Given records
** Start **

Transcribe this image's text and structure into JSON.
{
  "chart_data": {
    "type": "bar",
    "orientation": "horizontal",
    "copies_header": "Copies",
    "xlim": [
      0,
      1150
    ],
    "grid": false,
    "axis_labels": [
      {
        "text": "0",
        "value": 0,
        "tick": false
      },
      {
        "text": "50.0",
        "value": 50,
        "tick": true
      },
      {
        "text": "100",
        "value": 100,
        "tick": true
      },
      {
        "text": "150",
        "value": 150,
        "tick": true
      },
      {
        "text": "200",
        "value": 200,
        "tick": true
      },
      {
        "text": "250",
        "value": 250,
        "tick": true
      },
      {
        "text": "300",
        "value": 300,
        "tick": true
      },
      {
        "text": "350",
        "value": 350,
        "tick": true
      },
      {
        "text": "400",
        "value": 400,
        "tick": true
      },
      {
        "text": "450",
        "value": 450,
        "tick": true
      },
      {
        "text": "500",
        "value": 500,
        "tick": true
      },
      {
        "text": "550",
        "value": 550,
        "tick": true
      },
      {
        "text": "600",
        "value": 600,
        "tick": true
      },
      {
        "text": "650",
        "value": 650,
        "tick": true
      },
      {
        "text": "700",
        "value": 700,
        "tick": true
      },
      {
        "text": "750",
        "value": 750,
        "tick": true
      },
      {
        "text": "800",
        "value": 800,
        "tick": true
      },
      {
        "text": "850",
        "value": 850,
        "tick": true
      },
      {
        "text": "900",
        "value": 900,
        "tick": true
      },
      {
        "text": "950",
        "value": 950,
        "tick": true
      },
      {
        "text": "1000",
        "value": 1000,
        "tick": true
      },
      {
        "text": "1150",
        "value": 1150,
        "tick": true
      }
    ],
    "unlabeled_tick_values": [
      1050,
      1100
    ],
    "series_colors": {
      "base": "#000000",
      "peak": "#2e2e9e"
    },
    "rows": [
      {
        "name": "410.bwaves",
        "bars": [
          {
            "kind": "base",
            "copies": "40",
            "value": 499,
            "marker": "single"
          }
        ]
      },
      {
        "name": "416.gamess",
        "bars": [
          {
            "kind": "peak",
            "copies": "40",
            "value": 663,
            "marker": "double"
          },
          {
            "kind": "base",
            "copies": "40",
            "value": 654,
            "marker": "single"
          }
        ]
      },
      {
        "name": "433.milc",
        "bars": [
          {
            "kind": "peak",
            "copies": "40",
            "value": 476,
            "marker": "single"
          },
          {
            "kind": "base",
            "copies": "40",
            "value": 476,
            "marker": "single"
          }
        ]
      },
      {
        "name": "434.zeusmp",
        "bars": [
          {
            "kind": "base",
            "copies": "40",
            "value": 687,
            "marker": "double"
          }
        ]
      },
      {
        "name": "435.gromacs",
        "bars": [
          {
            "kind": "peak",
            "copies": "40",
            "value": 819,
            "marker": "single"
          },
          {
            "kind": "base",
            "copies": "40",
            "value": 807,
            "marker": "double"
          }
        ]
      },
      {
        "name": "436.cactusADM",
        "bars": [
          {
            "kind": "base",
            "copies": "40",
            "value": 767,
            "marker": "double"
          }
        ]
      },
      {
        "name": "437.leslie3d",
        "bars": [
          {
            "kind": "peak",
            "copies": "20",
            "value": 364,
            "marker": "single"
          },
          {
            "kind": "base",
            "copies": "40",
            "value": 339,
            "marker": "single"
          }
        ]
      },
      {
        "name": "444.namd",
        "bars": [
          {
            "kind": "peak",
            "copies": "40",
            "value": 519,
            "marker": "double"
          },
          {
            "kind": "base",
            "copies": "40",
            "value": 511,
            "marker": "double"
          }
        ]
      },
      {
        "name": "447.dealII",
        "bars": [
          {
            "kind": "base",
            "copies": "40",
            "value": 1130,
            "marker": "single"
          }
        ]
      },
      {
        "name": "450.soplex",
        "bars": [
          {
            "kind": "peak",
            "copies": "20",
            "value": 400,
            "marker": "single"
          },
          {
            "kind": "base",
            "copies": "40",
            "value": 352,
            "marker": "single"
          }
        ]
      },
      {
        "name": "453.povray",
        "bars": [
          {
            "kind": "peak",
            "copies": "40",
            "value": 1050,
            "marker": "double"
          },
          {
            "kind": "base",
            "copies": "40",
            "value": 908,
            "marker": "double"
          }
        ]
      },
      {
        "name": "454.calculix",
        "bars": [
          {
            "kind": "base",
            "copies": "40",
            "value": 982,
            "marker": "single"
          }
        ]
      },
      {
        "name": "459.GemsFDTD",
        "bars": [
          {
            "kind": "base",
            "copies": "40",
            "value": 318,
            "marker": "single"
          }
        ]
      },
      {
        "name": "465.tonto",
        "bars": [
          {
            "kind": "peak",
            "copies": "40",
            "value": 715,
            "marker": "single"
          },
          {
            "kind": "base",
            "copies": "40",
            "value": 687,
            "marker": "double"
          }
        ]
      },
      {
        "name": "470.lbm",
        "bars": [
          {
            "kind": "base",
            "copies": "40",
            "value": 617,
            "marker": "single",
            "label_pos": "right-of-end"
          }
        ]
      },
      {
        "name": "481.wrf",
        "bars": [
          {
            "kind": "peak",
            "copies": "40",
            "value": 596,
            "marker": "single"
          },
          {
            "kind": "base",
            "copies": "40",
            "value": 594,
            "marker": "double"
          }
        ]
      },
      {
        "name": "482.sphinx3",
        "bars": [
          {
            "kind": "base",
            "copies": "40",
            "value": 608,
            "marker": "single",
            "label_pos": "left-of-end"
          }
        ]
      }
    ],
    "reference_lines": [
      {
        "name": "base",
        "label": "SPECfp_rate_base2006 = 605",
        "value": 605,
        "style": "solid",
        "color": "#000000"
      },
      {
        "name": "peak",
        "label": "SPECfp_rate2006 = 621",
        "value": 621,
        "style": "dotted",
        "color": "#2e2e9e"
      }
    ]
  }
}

** End **

Exercise brief
Reproduce each line of the material above precisely.

Expected answer
Transcribe this image's text and structure into JSON.
{
  "chart_data": {
    "type": "bar",
    "orientation": "horizontal",
    "copies_header": "Copies",
    "xlim": [
      0,
      1150
    ],
    "grid": false,
    "axis_labels": [
      {
        "text": "0",
        "value": 0,
        "tick": false
      },
      {
        "text": "50.0",
        "value": 50,
        "tick": true
      },
      {
        "text": "100",
        "value": 100,
        "tick": true
      },
      {
        "text": "150",
        "value": 150,
        "tick": true
      },
      {
        "text": "200",
        "value": 200,
        "tick": true
      },
      {
        "text": "250",
        "value": 250,
        "tick": true
      },
      {
        "text": "300",
        "value": 300,
        "tick": true
      },
      {
        "text": "350",
        "value": 350,
        "tick": true
      },
      {
        "text": "400",
        "value": 400,
        "tick": true
      },
      {
        "text": "450",
        "value": 450,
        "tick": true
      },
      {
        "text": "500",
        "value": 500,
        "tick": true
      },
      {
        "text": "550",
        "value": 550,
        "tick": true
      },
      {
        "text": "600",
        "value": 600,
        "tick": true
      },
      {
        "text": "650",
        "value": 650,
        "tick": true
      },
      {
        "text": "700",
        "value": 700,
        "tick": true
      },
      {
        "text": "750",
        "value": 750,
        "tick": true
      },
      {
        "text": "800",
        "value": 800,
        "tick": true
      },
      {
        "text": "850",
        "value": 850,
        "tick": true
      },
      {
        "text": "900",
        "value": 900,
        "tick": true
      },
      {
        "text": "950",
        "value": 950,
        "tick": true
      },
      {
        "text": "1000",
        "value": 1000,
        "tick": true
      },
      {
        "text": "1150",
        "value": 1150,
        "tick": true
      }
    ],
    "unlabeled_tick_values": [
      1050,
      1100
    ],
    "series_colors": {
      "base": "#000000",
      "peak": "#2e2e9e"
    },
    "rows": [
      {
        "name": "410.bwaves",
        "bars": [
          {
            "kind": "base",
            "copies": "40",
            "value": 499,
            "marker": "single"
          }
        ]
      },
      {
        "name": "416.gamess",
        "bars": [
          {
            "kind": "peak",
            "copies": "40",
            "value": 663,
            "marker": "double"
          },
          {
            "kind": "base",
            "copies": "40",
            "value": 654,
            "marker": "single"
          }
        ]
      },
      {
        "name": "433.milc",
        "bars": [
          {
            "kind": "peak",
            "copies": "40",
            "value": 476,
            "marker": "single"
          },
          {
            "kind": "base",
            "copies": "40",
            "value": 476,
            "marker": "single"
          }
        ]
      },
      {
        "name": "434.zeusmp",
        "bars": [
          {
            "kind": "base",
            "copies": "40",
            "value": 687,
            "marker": "double"
          }
        ]
      },
      {
        "name": "435.gromacs",
        "bars": [
          {
            "kind": "peak",
            "copies": "40",
            "value": 819,
            "marker": "single"
          },
          {
            "kind": "base",
            "copies": "40",
            "value": 807,
            "marker": "double"
          }
        ]
      },
      {
        "name": "436.cactusADM",
        "bars": [
          {
            "kind": "base",
            "copies": "40",
            "value": 767,
            "marker": "double"
          }
        ]
      },
      {
        "name": "437.leslie3d",
        "bars": [
          {
            "kind": "peak",
            "copies": "20",
            "value": 364,
            "marker": "single"
          },
          {
            "kind": "base",
            "copies": "40",
            "value": 339,
            "marker": "single"
          }
        ]
      },
      {
        "name": "444.namd",
        "bars": [
          {
            "kind": "peak",
            "copies": "40",
            "value": 519,
            "marker": "double"
          },
          {
            "kind": "base",
            "copies": "40",
            "value": 511,
            "marker": "double"
          }
        ]
      },
      {
        "name": "447.dealII",
        "bars": [
          {
            "kind": "base",
            "copies": "40",
            "value": 1130,
            "marker": "single"
          }
        ]
      },
      {
        "name": "450.soplex",
        "bars": [
          {
            "kind": "peak",
            "copies": "20",
            "value": 400,
            "marker": "single"
          },
          {
            "kind": "base",
            "copies": "40",
            "value": 352,
            "marker": "single"
          }
        ]
      },
      {
        "name": "453.povray",
        "bars": [
          {
            "kind": "peak",
            "copies": "40",
            "value": 1050,
            "marker": "double"
          },
          {
            "kind": "base",
            "copies": "40",
            "value": 908,
            "marker": "double"
          }
        ]
      },
      {
        "name": "454.calculix",
        "bars": [
          {
            "kind": "base",
            "copies": "40",
            "value": 982,
            "marker": "single"
          }
        ]
      },
      {
        "name": "459.GemsFDTD",
        "bars": [
          {
            "kind": "base",
            "copies": "40",
            "value": 318,
            "marker": "single"
          }
        ]
      },
      {
        "name": "465.tonto",
        "bars": [
          {
            "kind": "peak",
            "copies": "40",
            "value": 715,
            "marker": "single"
          },
          {
            "kind": "base",
            "copies": "40",
            "value": 687,
            "marker": "double"
          }
        ]
      },
      {
        "name": "470.lbm",
        "bars": [
          {
            "kind": "base",
            "copies": "40",
            "value": 617,
            "marker": "single",
            "label_pos": "right-of-end"
          }
        ]
      },
      {
        "name": "481.wrf",
        "bars": [
          {
            "kind": "peak",
            "copies": "40",
            "value": 596,
            "marker": "single"
          },
          {
            "kind": "base",
            "copies": "40",
            "value": 594,
            "marker": "double"
          }
        ]
      },
      {
        "name": "482.sphinx3",
        "bars": [
          {
            "kind": "base",
            "copies": "40",
            "value": 608,
            "marker": "single",
            "label_pos": "left-of-end"
          }
        ]
      }
    ],
    "reference_lines": [
      {
        "name": "base",
        "label": "SPECfp_rate_base2006 = 605",
        "value": 605,
        "style": "solid",
        "color": "#000000"
      },
      {
        "name": "peak",
        "label": "SPECfp_rate2006 = 621",
        "value": 621,
        "style": "dotted",
        "color": "#2e2e9e"
      }
    ]
  }
}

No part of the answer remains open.